[Opening RECORDS FOR THIS EXERCISE section]
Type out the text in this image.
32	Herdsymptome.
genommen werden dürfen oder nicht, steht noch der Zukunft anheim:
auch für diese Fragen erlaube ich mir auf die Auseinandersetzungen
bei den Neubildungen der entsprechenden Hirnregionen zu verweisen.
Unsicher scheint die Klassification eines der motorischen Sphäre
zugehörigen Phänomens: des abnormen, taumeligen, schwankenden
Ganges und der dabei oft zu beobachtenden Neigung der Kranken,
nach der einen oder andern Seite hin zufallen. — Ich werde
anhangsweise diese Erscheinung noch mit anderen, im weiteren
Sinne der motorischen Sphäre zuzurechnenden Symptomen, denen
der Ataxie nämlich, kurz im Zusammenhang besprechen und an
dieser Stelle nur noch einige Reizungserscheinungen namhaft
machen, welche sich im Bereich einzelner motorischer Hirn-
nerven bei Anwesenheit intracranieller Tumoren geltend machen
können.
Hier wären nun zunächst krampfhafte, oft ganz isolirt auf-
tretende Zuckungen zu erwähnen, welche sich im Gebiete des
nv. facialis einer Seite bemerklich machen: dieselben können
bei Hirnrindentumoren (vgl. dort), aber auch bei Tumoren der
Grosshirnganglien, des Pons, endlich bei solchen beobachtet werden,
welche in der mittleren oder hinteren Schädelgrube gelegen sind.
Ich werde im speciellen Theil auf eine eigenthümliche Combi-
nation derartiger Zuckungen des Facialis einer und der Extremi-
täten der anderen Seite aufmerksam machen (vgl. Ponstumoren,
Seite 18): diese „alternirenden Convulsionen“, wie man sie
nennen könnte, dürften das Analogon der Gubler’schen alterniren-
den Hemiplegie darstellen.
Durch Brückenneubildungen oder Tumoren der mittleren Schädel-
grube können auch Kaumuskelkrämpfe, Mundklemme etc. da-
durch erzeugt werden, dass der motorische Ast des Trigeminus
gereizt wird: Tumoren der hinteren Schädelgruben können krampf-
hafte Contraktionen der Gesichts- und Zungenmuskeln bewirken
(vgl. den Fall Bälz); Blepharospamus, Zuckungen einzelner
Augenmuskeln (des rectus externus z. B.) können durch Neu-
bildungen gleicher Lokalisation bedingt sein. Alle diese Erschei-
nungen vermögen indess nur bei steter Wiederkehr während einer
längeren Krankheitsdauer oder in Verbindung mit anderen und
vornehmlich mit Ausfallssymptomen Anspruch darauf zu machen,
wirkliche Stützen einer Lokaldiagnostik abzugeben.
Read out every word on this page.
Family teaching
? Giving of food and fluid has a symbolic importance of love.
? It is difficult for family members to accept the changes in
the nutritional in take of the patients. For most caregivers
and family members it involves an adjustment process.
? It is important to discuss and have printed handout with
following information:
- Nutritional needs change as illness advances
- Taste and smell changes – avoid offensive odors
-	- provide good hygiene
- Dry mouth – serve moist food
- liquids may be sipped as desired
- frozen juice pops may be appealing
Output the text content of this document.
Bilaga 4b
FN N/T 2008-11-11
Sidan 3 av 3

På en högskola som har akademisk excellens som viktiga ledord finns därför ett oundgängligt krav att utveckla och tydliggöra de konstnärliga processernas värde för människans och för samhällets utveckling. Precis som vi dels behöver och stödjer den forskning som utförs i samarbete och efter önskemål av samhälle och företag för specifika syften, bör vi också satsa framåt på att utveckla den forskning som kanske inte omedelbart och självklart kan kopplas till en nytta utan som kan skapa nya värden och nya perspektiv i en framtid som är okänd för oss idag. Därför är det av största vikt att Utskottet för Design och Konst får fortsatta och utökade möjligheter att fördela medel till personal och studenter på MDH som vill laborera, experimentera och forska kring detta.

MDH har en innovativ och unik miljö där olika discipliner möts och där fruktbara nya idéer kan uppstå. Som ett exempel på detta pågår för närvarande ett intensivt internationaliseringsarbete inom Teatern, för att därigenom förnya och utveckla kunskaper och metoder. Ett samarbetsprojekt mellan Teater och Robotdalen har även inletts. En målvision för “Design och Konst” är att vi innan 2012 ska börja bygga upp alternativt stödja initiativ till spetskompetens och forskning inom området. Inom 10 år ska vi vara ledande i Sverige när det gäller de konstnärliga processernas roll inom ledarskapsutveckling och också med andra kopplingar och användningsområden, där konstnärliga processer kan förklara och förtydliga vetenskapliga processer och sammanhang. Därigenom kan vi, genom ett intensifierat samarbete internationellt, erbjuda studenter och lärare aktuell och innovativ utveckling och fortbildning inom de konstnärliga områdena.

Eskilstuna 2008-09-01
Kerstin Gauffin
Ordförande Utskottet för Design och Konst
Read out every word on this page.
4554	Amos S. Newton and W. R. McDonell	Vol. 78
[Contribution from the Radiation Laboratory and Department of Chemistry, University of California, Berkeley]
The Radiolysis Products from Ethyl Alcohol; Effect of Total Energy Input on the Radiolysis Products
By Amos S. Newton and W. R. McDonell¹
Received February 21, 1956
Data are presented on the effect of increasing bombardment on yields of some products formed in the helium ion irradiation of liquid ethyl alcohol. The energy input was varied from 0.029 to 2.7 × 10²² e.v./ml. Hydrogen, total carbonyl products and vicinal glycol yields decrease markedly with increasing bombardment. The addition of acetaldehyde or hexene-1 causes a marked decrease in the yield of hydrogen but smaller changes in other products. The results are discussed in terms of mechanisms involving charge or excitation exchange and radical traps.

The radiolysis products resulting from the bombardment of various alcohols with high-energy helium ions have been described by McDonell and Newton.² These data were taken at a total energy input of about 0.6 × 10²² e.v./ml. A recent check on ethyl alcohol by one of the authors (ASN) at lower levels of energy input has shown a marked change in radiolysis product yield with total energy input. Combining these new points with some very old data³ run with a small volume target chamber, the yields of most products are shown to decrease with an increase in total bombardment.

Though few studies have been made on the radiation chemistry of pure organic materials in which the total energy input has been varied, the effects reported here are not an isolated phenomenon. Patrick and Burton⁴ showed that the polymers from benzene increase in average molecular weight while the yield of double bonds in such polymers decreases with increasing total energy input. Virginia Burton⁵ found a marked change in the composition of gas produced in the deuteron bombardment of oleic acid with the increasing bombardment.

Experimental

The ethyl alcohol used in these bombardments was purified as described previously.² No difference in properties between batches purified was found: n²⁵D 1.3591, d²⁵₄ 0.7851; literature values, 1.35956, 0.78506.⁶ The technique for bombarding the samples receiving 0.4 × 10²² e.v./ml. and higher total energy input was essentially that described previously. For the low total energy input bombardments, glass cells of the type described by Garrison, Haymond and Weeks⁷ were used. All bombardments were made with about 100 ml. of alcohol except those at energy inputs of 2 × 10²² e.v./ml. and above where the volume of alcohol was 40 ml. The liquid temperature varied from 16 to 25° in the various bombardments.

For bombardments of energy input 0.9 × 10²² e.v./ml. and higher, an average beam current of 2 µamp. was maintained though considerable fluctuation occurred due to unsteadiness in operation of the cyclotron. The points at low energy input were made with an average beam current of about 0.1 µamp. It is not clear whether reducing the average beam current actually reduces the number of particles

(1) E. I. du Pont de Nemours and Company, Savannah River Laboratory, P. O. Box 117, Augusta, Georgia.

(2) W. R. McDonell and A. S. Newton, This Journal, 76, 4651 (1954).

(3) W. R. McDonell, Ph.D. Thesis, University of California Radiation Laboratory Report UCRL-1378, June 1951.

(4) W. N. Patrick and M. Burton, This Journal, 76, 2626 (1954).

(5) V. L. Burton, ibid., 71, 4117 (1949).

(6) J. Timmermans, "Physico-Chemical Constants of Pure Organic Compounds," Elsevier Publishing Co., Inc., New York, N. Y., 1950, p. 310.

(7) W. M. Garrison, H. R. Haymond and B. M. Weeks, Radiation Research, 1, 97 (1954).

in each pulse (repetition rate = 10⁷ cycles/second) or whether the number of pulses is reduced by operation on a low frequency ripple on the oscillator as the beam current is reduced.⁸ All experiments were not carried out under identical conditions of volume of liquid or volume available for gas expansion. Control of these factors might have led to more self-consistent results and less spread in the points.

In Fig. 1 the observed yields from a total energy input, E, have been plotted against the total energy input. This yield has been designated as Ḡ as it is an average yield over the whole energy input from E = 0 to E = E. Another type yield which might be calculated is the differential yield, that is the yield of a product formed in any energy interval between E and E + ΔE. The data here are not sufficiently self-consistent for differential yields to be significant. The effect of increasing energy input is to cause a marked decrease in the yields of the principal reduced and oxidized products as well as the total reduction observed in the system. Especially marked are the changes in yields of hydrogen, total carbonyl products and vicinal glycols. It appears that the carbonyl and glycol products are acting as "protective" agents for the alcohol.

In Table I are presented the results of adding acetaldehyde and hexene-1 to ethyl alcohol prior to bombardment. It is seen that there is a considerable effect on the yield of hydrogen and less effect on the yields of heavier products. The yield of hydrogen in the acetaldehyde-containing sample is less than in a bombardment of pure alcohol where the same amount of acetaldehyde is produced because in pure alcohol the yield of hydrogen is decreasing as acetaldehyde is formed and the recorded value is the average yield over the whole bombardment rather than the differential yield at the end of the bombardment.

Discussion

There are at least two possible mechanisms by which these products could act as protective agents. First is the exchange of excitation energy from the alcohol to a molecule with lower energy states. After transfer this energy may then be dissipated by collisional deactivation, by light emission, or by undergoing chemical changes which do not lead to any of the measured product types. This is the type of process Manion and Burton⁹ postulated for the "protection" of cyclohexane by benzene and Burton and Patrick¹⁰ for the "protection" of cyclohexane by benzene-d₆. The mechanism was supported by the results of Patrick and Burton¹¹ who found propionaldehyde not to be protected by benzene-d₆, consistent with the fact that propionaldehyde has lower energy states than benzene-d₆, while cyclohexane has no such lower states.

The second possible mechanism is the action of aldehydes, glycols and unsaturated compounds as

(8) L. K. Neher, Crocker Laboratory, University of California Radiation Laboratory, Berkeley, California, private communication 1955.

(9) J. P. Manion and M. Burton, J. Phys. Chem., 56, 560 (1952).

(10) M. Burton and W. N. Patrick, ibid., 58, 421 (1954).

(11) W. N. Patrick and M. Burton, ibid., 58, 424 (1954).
[Closing RECORDS FOR THIS EXERCISE section]
- PROBLEM -
When the string "werden" appears in a line of the records above, that line is to be copied.

- WRITTEN RESPONSE -
genommen werden dürfen oder nicht, steht noch der Zukunft anheim:
Grosshirnganglien, des Pons, endlich bei solchen beobachtet werden,
durch erzeugt werden, dass der motorische Ast des Trigeminus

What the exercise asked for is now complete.